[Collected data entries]
====================
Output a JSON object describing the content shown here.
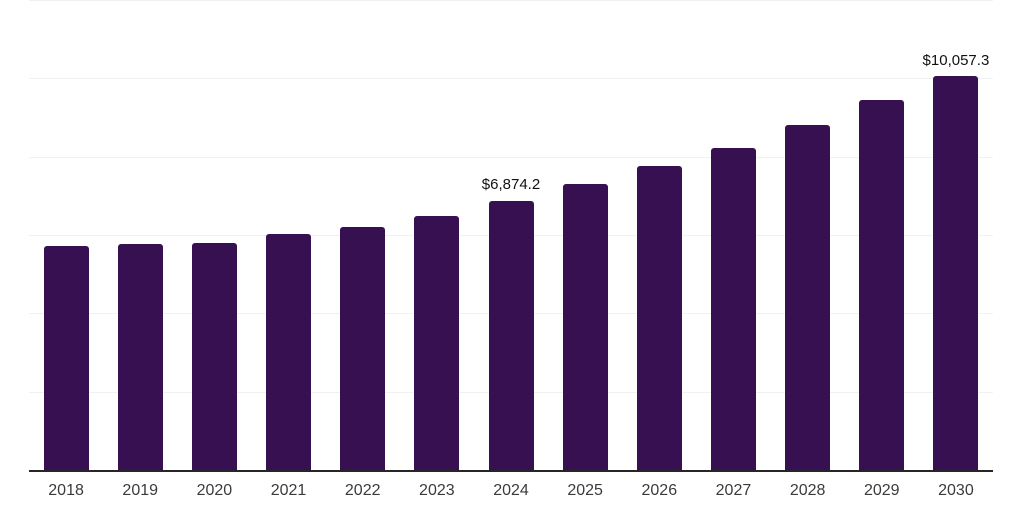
{
  "chart": {
    "background_color": "#ffffff",
    "bar_color": "#361050",
    "axis_line_color": "#262626",
    "gridline_color": "#f1f1f1",
    "x_label_color": "#3b3b3b",
    "value_label_color": "#111111"
  },
  "chart_data": {
    "type": "bar",
    "title": "",
    "xlabel": "",
    "ylabel": "",
    "categories": [
      "2018",
      "2019",
      "2020",
      "2021",
      "2022",
      "2023",
      "2024",
      "2025",
      "2026",
      "2027",
      "2028",
      "2029",
      "2030"
    ],
    "values": [
      5712,
      5781,
      5799,
      6029,
      6198,
      6497,
      6874.2,
      7290,
      7758,
      8228,
      8799,
      9439,
      10057.3
    ],
    "data_labels": [
      {
        "index": 6,
        "text": "$6,874.2"
      },
      {
        "index": 12,
        "text": "$10,057.3"
      }
    ],
    "ylim": [
      0,
      12000
    ],
    "gridline_step": 2000,
    "grid": true,
    "y_tick_labels_visible": false,
    "legend_position": "none"
  }
}
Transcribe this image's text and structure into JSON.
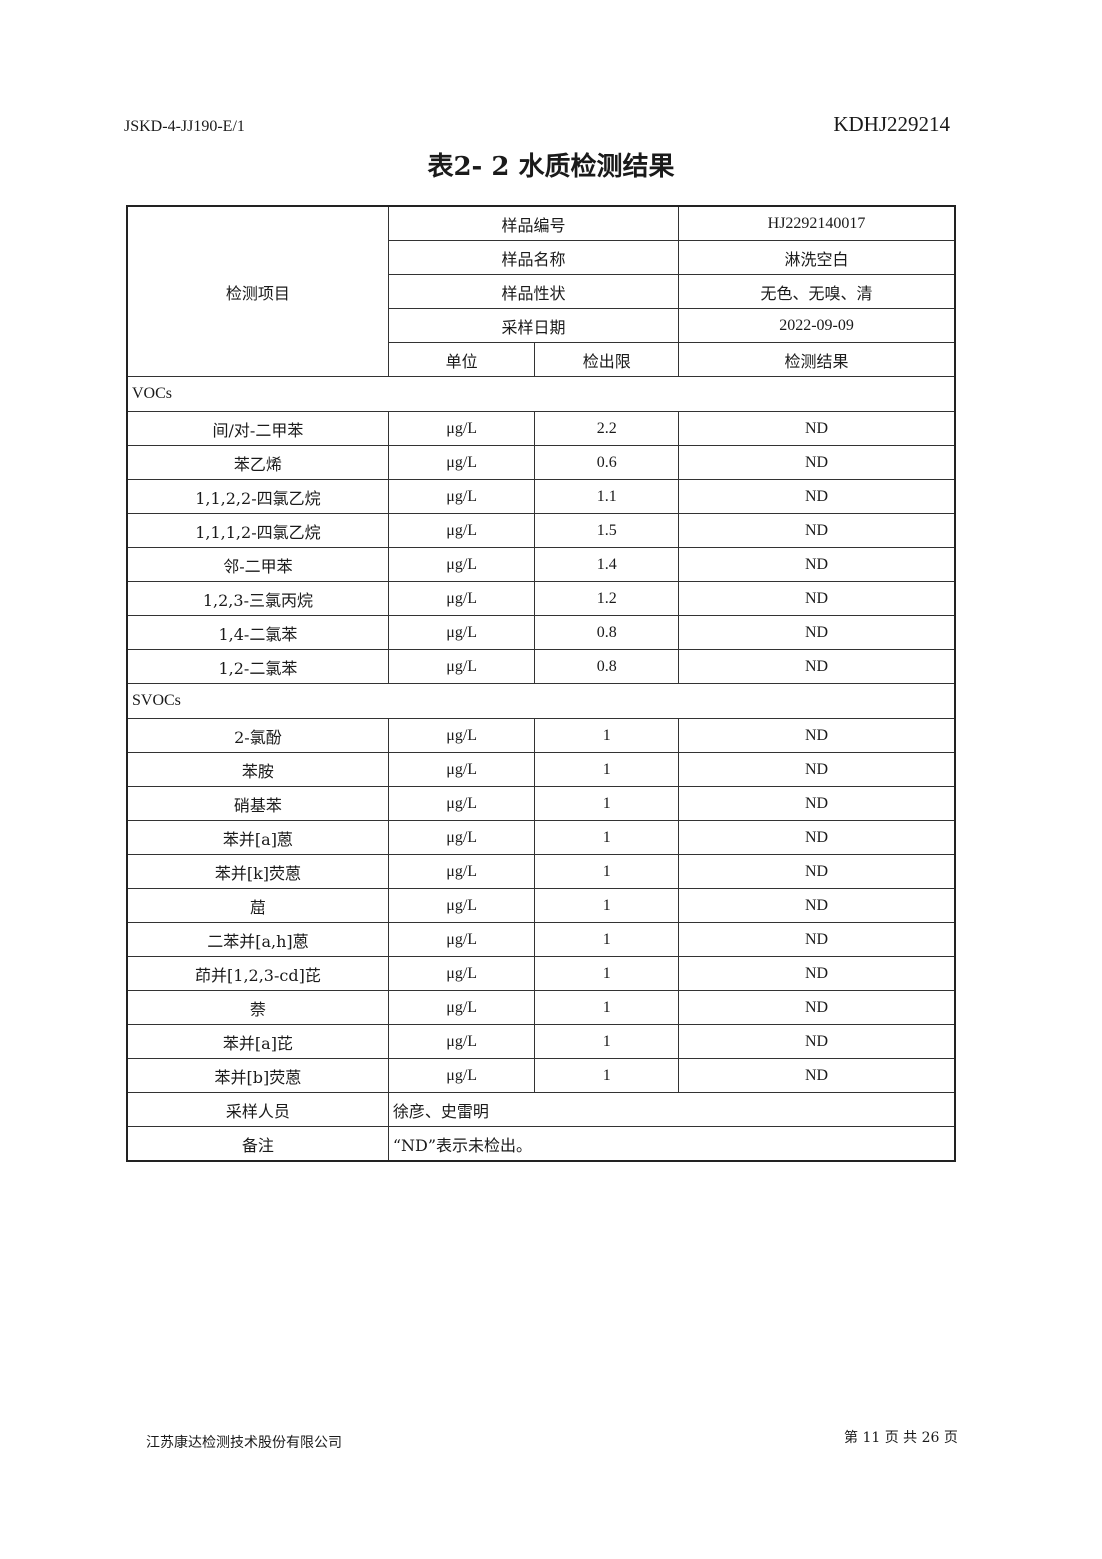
{
  "header": {
    "doc_code": "JSKD-4-JJ190-E/1",
    "report_no": "KDHJ229214",
    "title": "表2- 2 水质检测结果"
  },
  "table": {
    "item_header": "检测项目",
    "meta": [
      {
        "label": "样品编号",
        "value": "HJ2292140017"
      },
      {
        "label": "样品名称",
        "value": "淋洗空白"
      },
      {
        "label": "样品性状",
        "value": "无色、无嗅、清"
      },
      {
        "label": "采样日期",
        "value": "2022-09-09"
      }
    ],
    "columns": {
      "unit": "单位",
      "limit": "检出限",
      "result": "检测结果"
    },
    "sections": [
      {
        "name": "VOCs",
        "rows": [
          {
            "item": "间/对-二甲苯",
            "unit": "μg/L",
            "limit": "2.2",
            "result": "ND"
          },
          {
            "item": "苯乙烯",
            "unit": "μg/L",
            "limit": "0.6",
            "result": "ND"
          },
          {
            "item": "1,1,2,2-四氯乙烷",
            "unit": "μg/L",
            "limit": "1.1",
            "result": "ND"
          },
          {
            "item": "1,1,1,2-四氯乙烷",
            "unit": "μg/L",
            "limit": "1.5",
            "result": "ND"
          },
          {
            "item": "邻-二甲苯",
            "unit": "μg/L",
            "limit": "1.4",
            "result": "ND"
          },
          {
            "item": "1,2,3-三氯丙烷",
            "unit": "μg/L",
            "limit": "1.2",
            "result": "ND"
          },
          {
            "item": "1,4-二氯苯",
            "unit": "μg/L",
            "limit": "0.8",
            "result": "ND"
          },
          {
            "item": "1,2-二氯苯",
            "unit": "μg/L",
            "limit": "0.8",
            "result": "ND"
          }
        ]
      },
      {
        "name": "SVOCs",
        "rows": [
          {
            "item": "2-氯酚",
            "unit": "μg/L",
            "limit": "1",
            "result": "ND"
          },
          {
            "item": "苯胺",
            "unit": "μg/L",
            "limit": "1",
            "result": "ND"
          },
          {
            "item": "硝基苯",
            "unit": "μg/L",
            "limit": "1",
            "result": "ND"
          },
          {
            "item": "苯并[a]蒽",
            "unit": "μg/L",
            "limit": "1",
            "result": "ND"
          },
          {
            "item": "苯并[k]荧蒽",
            "unit": "μg/L",
            "limit": "1",
            "result": "ND"
          },
          {
            "item": "䓛",
            "unit": "μg/L",
            "limit": "1",
            "result": "ND"
          },
          {
            "item": "二苯并[a,h]蒽",
            "unit": "μg/L",
            "limit": "1",
            "result": "ND"
          },
          {
            "item": "茚并[1,2,3-cd]芘",
            "unit": "μg/L",
            "limit": "1",
            "result": "ND"
          },
          {
            "item": "萘",
            "unit": "μg/L",
            "limit": "1",
            "result": "ND"
          },
          {
            "item": "苯并[a]芘",
            "unit": "μg/L",
            "limit": "1",
            "result": "ND"
          },
          {
            "item": "苯并[b]荧蒽",
            "unit": "μg/L",
            "limit": "1",
            "result": "ND"
          }
        ]
      }
    ],
    "sampler": {
      "label": "采样人员",
      "value": "徐彦、史雷明"
    },
    "remark": {
      "label": "备注",
      "value": "“ND”表示未检出。"
    }
  },
  "footer": {
    "company": "江苏康达检测技术股份有限公司",
    "page": "第 11 页 共 26 页"
  }
}
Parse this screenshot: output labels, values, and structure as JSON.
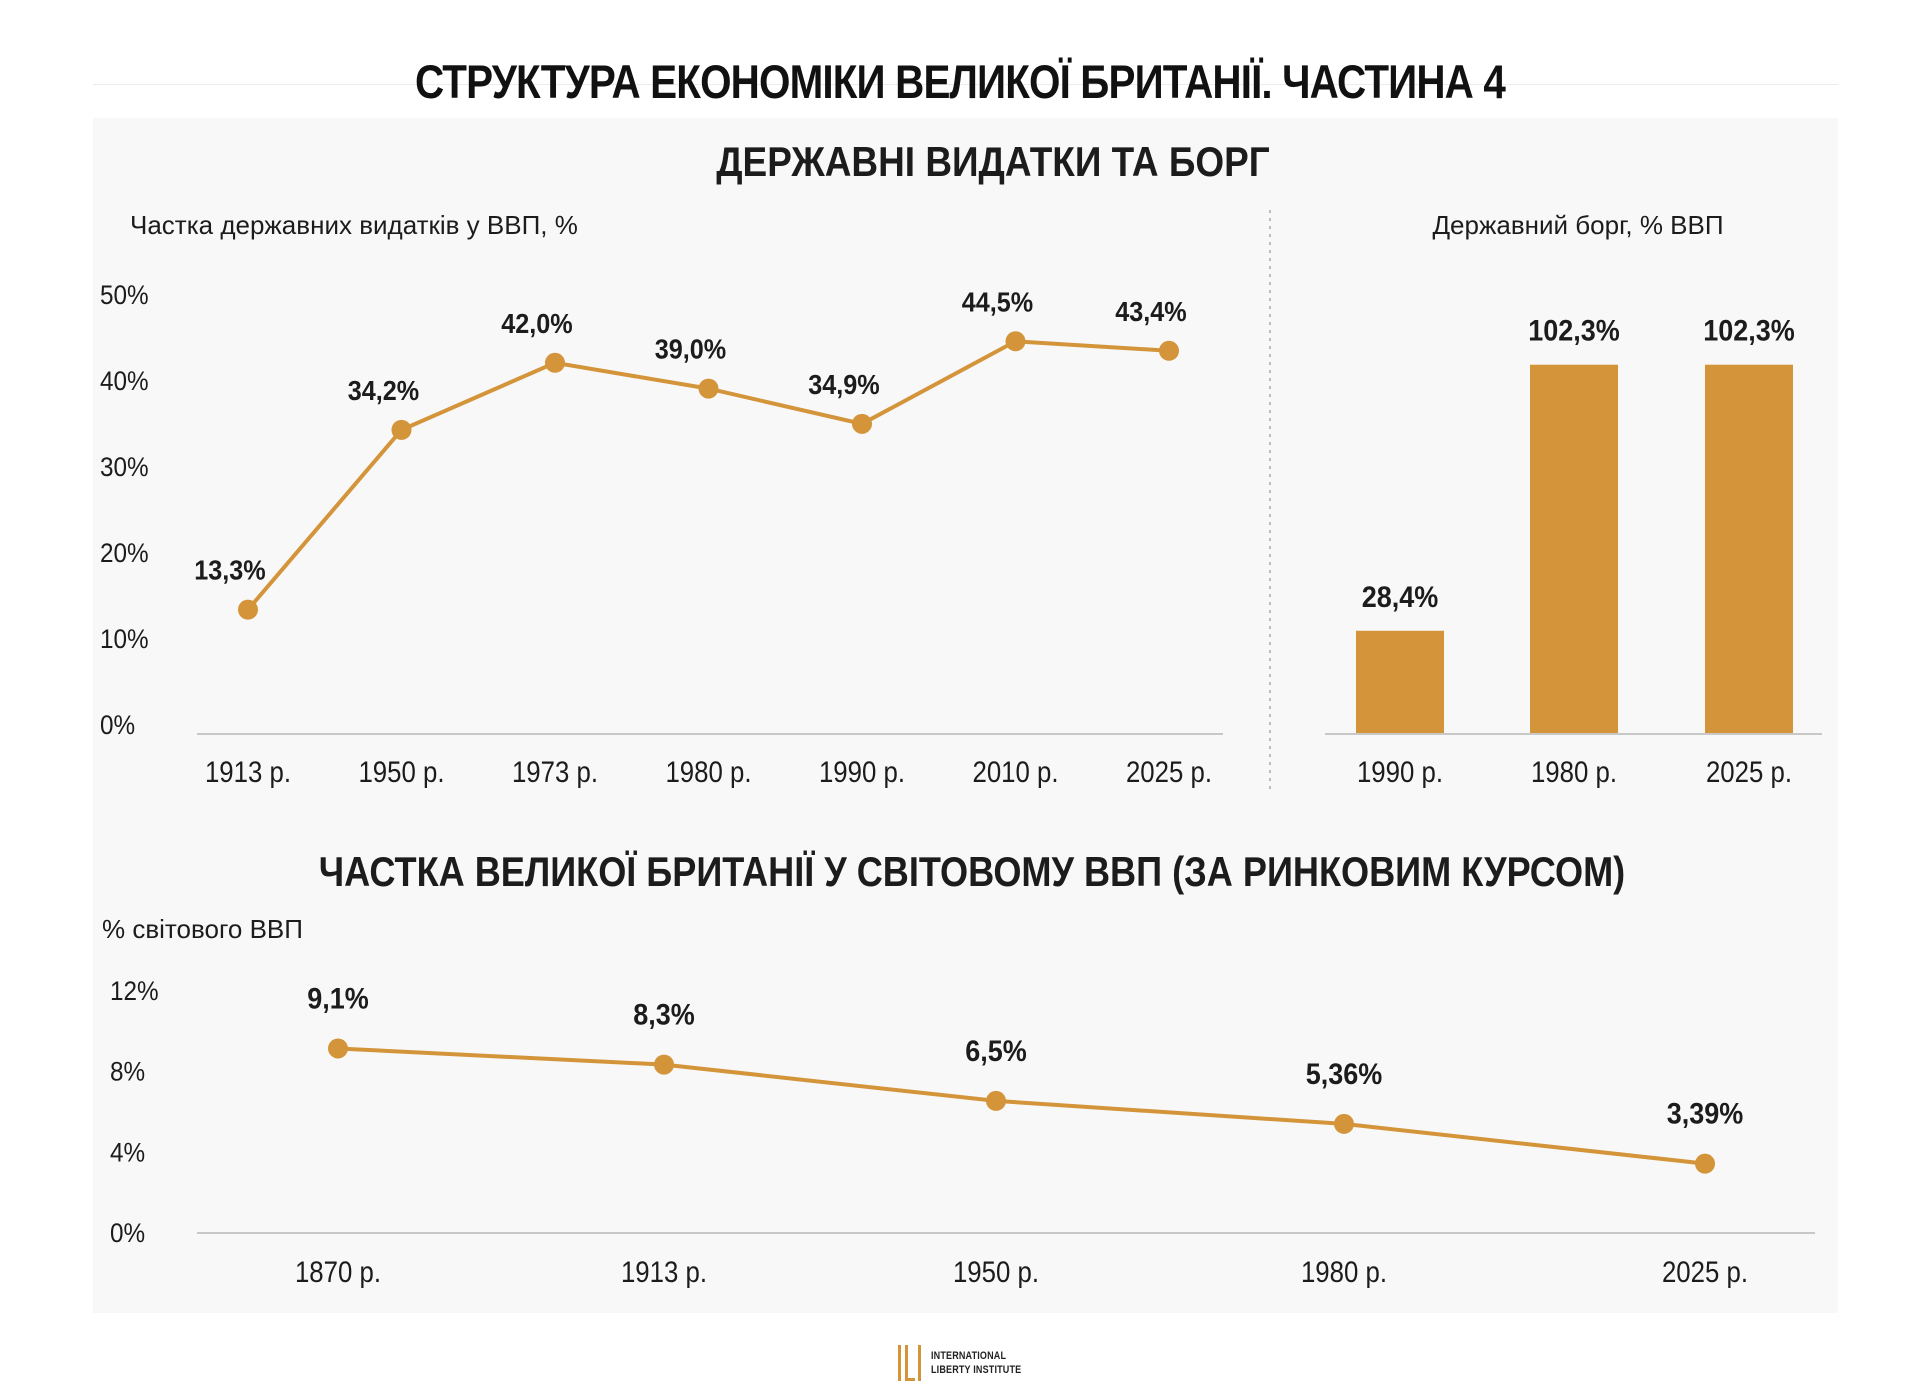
====================
### CHALLENGE
Some lines of the data may hold the word "text". Say how many do, with nothing else.

### SOLUTION TO THIS PROBLEM
3